* _Short exercise_:
For the listing below, give the number of lines in which "type" occurs. Add nothing.
--
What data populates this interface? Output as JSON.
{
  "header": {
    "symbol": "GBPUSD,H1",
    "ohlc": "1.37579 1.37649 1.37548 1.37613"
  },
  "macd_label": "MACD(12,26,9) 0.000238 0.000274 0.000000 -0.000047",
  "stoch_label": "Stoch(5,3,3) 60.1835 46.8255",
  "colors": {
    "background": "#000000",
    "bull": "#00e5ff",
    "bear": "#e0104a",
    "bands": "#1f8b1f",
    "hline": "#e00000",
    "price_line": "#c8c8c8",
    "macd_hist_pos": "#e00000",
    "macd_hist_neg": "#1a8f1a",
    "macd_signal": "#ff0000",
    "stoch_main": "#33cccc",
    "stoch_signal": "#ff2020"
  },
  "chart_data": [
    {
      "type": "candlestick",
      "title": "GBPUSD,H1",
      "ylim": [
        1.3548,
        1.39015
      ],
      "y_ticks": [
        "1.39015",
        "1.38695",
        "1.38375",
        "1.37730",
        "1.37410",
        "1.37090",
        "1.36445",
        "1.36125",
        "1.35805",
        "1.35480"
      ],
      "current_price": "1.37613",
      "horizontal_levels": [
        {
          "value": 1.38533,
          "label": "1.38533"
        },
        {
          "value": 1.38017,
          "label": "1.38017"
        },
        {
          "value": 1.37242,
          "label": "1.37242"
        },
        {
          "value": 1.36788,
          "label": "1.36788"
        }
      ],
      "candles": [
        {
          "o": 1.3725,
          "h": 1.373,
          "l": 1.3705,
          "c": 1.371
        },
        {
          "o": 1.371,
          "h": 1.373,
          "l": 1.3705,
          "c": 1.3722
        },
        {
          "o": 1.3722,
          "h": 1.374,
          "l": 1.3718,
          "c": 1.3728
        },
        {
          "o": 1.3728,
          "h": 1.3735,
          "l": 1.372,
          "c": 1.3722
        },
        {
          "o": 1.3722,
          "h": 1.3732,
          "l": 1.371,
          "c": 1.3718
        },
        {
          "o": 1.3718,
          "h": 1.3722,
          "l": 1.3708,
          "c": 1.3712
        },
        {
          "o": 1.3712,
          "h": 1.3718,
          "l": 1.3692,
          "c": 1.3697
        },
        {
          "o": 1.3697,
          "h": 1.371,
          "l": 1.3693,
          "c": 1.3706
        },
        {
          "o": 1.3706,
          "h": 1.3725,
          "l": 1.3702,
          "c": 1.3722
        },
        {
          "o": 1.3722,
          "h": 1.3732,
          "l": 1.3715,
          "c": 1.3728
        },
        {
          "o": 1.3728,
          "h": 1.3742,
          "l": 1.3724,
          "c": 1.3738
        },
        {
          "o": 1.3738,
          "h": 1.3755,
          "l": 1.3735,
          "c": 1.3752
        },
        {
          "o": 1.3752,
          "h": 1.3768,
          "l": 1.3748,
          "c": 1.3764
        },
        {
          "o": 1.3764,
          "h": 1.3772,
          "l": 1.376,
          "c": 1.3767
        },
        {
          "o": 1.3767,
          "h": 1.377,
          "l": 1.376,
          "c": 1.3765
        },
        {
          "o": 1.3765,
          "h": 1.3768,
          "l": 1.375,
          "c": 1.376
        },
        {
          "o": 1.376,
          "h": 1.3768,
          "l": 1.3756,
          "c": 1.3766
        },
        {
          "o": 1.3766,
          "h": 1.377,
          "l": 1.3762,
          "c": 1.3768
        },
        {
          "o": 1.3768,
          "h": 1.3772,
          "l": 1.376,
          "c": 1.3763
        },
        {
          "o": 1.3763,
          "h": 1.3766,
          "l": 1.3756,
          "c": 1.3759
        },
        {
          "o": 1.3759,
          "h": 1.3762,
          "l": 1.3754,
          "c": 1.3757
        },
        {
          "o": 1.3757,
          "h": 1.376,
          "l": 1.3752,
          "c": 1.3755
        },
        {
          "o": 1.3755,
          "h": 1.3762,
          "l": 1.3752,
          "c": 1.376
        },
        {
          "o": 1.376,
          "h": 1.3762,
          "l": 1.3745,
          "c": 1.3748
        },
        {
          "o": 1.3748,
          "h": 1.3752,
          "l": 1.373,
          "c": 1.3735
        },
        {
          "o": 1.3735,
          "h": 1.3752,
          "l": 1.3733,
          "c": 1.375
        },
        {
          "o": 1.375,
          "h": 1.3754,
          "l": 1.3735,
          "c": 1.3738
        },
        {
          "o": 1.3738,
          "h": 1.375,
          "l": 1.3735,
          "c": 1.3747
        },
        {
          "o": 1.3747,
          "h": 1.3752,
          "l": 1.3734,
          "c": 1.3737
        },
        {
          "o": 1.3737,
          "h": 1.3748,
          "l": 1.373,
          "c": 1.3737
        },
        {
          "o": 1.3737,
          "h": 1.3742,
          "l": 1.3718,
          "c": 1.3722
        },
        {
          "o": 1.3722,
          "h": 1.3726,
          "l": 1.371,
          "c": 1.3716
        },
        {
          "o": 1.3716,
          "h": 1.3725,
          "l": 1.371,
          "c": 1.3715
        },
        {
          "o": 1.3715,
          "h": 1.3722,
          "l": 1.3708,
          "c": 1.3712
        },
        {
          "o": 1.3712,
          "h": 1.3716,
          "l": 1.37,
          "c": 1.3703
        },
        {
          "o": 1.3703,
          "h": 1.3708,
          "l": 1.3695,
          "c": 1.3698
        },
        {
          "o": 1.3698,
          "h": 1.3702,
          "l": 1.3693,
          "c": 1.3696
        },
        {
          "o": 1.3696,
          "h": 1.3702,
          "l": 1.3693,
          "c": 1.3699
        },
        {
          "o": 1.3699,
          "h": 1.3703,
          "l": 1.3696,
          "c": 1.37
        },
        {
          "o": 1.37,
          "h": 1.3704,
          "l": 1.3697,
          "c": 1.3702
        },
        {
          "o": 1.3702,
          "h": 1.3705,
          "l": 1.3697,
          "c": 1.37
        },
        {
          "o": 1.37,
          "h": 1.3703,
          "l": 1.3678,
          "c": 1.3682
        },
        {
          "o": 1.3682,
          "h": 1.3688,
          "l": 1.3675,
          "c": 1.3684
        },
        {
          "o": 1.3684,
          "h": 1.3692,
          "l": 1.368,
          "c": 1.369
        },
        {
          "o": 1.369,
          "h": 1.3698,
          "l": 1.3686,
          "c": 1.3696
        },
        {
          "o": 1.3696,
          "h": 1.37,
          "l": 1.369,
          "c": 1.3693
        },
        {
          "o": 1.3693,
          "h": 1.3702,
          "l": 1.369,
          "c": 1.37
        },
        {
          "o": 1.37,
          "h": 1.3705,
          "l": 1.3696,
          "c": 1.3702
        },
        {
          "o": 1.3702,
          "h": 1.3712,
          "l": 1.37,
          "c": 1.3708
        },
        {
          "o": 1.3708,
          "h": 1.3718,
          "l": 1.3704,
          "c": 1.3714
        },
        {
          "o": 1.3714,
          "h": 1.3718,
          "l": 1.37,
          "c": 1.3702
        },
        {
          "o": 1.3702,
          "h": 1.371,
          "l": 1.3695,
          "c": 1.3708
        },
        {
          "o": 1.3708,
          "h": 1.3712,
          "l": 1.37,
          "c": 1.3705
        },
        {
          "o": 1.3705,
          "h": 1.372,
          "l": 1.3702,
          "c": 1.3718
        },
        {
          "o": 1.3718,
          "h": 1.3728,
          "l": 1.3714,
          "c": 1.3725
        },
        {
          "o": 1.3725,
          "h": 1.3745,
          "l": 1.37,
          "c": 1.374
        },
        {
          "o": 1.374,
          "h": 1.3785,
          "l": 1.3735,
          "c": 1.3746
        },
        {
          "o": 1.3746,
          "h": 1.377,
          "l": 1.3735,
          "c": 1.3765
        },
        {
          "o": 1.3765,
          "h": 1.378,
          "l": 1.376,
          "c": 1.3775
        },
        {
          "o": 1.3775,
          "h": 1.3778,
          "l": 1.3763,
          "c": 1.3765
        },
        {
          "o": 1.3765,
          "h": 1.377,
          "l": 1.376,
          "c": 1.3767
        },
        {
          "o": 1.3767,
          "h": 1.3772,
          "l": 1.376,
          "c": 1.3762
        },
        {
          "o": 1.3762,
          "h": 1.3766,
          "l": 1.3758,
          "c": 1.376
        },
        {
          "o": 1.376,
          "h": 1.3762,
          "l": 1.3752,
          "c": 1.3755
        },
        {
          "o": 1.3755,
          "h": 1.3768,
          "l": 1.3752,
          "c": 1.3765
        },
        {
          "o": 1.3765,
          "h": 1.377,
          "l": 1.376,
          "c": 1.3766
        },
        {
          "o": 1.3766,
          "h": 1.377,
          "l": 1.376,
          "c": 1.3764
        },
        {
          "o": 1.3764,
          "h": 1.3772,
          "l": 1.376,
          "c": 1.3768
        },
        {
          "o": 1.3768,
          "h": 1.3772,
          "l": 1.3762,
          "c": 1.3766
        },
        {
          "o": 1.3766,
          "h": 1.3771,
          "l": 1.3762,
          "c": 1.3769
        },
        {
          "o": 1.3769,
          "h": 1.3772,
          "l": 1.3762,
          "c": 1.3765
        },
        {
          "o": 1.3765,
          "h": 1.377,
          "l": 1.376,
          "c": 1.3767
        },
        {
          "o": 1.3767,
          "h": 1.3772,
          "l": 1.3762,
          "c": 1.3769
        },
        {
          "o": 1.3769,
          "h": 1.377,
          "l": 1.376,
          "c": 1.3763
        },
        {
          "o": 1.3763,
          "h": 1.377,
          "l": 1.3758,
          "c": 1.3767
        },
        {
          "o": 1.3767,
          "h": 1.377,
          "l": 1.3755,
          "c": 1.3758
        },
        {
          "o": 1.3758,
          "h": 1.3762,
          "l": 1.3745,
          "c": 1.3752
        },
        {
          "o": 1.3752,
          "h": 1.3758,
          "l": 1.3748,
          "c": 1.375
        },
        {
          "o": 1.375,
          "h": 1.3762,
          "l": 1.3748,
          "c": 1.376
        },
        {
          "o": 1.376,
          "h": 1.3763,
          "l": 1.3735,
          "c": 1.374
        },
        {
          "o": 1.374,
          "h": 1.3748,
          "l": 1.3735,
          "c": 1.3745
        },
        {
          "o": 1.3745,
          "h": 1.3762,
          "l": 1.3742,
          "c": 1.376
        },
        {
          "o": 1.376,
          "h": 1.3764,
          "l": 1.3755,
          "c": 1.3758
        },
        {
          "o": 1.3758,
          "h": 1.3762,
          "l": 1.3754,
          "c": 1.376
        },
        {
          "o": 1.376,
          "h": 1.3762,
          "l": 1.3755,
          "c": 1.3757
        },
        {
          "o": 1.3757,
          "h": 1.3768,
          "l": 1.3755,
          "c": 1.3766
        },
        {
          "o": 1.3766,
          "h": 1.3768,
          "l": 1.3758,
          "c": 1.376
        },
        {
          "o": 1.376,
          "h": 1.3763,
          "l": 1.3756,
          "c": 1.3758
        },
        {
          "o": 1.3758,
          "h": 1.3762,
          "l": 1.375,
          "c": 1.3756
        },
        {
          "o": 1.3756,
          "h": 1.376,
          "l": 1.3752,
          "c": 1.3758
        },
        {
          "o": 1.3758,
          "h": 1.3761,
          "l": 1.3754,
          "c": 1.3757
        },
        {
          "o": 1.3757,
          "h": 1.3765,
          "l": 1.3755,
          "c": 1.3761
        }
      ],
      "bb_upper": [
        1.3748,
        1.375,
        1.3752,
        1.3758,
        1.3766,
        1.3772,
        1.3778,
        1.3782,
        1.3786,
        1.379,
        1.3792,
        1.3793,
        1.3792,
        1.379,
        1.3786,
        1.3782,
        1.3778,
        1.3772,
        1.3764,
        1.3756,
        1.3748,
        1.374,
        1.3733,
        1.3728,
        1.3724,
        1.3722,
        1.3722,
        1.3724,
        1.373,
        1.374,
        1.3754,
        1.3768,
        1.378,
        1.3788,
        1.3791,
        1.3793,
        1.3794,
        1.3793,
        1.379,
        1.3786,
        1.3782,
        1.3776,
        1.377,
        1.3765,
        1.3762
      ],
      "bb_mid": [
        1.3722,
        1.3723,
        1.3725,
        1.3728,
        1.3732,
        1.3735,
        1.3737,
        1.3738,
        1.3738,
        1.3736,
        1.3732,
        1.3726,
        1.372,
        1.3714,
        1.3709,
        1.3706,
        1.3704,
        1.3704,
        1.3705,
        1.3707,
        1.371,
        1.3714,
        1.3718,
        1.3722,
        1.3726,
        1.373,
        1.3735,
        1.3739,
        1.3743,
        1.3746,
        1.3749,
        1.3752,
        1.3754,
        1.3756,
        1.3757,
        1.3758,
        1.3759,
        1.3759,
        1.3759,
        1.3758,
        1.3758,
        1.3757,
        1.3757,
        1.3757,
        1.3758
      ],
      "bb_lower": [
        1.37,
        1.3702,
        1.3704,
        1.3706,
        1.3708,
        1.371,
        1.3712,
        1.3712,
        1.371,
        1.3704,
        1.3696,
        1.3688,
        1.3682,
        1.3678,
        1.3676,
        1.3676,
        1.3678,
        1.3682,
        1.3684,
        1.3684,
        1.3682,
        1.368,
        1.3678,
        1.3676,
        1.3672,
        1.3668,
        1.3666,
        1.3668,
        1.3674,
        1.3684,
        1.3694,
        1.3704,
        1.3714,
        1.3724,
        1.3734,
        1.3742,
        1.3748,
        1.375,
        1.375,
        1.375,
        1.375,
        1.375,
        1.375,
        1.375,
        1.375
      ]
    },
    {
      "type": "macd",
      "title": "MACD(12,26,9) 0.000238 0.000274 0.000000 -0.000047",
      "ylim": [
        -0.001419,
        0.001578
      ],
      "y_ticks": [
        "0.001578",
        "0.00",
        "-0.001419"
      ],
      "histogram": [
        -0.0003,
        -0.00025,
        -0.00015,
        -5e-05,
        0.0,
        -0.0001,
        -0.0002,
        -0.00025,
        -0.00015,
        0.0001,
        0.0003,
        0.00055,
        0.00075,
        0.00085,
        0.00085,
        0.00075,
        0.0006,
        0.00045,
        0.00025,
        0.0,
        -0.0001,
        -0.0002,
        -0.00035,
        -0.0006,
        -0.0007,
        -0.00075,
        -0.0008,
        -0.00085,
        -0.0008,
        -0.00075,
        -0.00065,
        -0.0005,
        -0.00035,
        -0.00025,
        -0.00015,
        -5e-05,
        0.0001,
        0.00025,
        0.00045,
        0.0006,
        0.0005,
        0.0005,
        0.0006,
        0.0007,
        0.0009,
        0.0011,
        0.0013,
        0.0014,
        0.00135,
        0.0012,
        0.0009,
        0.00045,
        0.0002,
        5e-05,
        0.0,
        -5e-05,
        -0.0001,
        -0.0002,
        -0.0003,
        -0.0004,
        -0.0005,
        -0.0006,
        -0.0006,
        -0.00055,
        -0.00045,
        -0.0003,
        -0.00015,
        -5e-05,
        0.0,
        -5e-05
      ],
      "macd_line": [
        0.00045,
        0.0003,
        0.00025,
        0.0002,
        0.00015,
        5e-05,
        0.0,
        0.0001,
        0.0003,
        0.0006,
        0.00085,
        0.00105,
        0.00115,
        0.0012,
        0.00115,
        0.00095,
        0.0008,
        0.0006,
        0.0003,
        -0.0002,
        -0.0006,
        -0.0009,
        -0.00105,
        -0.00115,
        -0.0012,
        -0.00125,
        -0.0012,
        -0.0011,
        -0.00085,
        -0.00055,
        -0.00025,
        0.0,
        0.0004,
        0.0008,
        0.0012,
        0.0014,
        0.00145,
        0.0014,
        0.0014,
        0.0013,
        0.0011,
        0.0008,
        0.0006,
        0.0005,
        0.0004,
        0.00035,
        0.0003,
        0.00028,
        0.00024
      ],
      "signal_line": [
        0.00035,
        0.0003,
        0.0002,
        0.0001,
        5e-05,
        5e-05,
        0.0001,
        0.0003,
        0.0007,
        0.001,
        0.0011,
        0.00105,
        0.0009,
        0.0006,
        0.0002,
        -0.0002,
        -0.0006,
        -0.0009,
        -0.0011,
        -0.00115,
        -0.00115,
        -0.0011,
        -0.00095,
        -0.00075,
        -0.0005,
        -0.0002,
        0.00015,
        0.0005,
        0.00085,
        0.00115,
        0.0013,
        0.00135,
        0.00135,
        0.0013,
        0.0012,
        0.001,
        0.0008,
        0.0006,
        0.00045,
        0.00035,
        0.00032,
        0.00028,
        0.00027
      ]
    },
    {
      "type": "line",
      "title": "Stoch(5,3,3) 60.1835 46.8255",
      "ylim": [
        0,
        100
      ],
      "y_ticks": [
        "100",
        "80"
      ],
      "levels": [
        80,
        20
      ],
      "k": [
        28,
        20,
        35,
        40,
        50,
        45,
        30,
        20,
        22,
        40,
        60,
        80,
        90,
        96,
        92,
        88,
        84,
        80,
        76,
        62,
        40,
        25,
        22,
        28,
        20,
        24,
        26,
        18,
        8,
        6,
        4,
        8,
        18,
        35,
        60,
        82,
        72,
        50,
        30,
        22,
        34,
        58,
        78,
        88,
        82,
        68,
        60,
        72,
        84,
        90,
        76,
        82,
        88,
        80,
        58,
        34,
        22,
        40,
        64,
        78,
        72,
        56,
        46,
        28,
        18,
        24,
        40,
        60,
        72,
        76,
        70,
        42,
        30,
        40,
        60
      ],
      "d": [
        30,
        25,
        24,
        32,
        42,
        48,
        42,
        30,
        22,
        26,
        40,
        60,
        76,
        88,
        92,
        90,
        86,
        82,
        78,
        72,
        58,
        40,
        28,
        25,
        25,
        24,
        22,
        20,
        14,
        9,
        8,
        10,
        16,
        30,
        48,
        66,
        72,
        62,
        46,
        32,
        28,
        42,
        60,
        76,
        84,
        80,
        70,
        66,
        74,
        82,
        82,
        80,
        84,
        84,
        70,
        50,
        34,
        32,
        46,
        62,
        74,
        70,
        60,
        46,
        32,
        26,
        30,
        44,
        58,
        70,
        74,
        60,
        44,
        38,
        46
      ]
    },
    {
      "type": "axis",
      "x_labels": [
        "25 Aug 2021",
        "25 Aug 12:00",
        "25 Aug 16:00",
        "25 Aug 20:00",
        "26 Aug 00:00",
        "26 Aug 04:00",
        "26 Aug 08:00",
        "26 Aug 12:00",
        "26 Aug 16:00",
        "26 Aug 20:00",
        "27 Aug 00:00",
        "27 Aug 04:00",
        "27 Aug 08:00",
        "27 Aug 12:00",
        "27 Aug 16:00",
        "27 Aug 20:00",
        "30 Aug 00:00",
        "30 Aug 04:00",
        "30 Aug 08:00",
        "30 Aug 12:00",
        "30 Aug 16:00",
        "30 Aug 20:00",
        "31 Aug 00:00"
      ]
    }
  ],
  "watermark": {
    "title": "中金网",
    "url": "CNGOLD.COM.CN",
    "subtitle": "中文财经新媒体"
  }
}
--
* _Exercise response_:
4